Exercise aim: Where a line of the listing below includes the word "subtitle", reproduce that line.

Collected data entries:
==================================================
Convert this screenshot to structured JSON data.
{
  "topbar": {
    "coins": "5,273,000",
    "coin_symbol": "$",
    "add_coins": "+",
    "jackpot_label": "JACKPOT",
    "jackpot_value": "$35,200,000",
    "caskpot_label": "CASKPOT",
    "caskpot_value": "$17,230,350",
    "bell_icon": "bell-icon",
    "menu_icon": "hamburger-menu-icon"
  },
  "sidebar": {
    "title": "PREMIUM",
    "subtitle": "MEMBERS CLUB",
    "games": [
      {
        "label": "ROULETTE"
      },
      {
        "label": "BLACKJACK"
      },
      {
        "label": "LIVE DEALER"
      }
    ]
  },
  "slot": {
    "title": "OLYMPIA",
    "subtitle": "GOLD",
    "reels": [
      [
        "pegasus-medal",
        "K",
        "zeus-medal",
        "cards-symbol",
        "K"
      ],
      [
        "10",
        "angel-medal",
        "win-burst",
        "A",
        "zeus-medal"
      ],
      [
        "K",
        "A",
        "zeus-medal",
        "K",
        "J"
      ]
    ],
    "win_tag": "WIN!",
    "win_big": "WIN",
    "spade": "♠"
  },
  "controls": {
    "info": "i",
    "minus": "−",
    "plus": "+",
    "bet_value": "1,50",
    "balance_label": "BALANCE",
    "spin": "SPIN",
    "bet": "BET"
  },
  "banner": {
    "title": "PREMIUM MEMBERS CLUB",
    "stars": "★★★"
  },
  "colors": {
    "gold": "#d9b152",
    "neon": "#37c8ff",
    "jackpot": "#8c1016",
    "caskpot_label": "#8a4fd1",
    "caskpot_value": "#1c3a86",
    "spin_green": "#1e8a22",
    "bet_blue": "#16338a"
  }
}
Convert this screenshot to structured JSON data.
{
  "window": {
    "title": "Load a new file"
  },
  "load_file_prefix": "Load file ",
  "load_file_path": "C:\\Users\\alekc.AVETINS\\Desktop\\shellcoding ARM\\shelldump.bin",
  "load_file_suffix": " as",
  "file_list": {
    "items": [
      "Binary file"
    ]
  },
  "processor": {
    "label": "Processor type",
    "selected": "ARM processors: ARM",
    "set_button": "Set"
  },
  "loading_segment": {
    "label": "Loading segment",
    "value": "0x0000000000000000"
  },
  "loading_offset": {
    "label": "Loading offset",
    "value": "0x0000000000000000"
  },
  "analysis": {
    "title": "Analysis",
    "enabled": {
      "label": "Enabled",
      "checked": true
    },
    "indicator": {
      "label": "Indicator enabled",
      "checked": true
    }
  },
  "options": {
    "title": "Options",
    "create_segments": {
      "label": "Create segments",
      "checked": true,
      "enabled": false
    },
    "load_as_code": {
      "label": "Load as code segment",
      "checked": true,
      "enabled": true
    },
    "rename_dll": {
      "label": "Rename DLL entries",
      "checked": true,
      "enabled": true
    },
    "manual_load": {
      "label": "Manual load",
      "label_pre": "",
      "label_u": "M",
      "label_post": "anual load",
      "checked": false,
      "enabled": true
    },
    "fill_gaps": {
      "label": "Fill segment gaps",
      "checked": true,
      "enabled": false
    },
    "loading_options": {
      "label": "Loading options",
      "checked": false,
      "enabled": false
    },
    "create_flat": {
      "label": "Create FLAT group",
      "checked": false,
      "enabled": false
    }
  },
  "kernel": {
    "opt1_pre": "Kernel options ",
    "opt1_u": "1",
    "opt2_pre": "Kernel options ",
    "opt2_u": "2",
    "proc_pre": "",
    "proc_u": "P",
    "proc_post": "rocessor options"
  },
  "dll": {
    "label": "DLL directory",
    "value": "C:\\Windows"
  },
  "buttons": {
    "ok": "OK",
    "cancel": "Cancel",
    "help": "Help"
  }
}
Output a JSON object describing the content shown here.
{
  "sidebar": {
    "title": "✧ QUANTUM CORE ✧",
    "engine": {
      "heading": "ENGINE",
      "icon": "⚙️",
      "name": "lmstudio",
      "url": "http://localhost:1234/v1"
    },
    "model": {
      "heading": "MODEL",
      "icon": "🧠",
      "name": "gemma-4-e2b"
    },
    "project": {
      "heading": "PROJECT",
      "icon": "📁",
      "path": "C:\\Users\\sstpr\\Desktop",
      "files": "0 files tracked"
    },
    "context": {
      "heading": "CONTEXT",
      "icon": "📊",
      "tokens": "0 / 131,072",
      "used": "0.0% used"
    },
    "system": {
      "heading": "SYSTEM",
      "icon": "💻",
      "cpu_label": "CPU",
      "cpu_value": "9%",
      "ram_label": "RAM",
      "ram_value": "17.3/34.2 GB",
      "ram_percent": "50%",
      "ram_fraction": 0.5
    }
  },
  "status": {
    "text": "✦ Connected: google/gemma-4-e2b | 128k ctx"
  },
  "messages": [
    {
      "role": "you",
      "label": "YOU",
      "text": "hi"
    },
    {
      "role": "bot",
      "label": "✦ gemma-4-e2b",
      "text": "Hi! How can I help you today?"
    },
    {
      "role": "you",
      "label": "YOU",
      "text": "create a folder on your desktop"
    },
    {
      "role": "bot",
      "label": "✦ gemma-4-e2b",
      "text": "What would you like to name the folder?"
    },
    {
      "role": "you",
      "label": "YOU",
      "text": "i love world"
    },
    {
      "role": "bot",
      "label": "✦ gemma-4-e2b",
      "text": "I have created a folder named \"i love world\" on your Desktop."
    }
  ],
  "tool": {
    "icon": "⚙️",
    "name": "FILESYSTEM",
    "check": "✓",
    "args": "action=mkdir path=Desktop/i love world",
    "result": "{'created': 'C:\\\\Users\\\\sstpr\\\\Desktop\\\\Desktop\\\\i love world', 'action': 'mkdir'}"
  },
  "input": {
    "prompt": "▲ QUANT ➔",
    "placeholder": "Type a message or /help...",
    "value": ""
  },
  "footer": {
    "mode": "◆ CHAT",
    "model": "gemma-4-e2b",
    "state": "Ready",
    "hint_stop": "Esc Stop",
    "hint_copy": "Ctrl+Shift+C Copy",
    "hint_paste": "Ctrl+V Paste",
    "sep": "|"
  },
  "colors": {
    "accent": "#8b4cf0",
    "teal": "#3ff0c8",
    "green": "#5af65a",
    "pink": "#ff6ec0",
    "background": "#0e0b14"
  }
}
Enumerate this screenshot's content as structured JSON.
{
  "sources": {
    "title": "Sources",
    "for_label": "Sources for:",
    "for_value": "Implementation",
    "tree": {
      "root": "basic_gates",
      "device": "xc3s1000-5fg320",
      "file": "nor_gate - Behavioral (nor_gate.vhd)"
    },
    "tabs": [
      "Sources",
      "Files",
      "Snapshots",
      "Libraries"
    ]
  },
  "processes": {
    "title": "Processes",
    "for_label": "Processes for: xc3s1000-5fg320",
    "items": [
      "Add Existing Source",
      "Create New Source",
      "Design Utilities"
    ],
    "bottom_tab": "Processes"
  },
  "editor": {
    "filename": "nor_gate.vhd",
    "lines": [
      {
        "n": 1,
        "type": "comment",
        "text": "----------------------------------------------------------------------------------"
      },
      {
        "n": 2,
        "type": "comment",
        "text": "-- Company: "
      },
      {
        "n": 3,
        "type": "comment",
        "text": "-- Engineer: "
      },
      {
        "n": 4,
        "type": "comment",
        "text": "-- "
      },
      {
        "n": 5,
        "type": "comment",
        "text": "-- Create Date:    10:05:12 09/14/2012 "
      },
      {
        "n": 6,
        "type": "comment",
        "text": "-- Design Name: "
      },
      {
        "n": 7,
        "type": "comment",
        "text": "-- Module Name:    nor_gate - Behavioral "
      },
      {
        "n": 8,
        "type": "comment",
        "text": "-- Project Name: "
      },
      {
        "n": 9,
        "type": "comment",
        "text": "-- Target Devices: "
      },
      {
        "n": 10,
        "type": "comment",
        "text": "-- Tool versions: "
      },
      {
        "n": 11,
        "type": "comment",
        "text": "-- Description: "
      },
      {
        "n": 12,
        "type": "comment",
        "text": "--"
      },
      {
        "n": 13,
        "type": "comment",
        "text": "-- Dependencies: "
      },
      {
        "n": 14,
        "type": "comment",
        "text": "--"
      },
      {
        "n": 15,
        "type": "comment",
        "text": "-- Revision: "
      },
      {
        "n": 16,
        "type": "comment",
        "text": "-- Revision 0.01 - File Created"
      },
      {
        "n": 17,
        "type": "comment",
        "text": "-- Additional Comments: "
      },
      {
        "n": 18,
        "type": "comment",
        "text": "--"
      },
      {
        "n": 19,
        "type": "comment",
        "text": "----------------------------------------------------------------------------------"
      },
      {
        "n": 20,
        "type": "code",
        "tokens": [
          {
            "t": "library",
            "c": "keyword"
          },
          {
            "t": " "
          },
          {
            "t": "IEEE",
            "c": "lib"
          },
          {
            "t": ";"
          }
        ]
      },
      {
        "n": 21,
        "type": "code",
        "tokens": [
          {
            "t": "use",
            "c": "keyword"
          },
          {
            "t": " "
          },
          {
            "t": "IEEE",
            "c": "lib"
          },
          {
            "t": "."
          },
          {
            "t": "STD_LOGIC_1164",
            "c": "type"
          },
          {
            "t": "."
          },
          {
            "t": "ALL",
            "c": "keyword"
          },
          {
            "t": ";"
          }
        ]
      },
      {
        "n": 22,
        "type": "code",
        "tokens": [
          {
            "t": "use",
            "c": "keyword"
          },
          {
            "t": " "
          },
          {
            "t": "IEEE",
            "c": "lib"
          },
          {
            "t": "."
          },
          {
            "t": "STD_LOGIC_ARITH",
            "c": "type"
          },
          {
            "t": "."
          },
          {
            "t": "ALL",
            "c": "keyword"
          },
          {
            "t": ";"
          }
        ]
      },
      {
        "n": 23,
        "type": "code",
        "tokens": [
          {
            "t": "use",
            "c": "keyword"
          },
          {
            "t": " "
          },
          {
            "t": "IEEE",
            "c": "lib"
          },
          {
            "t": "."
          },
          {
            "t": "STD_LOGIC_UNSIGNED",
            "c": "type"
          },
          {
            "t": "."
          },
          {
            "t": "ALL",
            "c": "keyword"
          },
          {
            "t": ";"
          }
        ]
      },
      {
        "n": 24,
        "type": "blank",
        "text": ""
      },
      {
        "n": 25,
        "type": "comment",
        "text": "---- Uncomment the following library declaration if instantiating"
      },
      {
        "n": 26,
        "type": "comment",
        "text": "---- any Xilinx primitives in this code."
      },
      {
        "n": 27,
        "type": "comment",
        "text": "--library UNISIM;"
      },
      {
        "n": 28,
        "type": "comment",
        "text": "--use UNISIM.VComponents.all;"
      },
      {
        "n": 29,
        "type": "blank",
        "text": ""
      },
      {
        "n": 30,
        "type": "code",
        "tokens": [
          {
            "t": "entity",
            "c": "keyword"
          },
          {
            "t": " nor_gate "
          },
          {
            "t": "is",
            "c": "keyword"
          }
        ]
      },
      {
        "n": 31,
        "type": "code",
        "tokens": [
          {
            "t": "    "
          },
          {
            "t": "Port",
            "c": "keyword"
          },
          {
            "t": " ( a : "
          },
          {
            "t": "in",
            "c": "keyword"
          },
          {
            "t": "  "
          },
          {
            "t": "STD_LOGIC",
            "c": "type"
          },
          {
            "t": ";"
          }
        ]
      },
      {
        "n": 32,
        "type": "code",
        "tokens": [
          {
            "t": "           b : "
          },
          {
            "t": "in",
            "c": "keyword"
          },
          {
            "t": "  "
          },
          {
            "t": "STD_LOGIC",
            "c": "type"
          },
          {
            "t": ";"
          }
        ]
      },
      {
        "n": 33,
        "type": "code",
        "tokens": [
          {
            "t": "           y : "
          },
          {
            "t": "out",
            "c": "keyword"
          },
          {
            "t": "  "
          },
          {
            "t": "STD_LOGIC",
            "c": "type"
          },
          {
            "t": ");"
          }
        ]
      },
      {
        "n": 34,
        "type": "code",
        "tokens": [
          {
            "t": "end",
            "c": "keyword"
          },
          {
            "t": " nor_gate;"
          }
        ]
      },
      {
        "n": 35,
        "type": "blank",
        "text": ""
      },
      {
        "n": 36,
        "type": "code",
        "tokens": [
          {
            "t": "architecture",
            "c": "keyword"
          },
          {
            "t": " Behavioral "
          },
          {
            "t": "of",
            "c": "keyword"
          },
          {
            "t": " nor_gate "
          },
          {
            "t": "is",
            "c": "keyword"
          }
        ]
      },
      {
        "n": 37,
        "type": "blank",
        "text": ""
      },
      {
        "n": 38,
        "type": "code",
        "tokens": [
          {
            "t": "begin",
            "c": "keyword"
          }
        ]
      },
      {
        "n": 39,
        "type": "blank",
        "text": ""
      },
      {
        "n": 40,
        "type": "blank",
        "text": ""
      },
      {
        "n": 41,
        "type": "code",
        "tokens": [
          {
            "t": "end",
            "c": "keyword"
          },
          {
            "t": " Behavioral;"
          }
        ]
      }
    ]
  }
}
==================================================
Answer in full:
    "subtitle": "MEMBERS CLUB",
    "subtitle": "GOLD",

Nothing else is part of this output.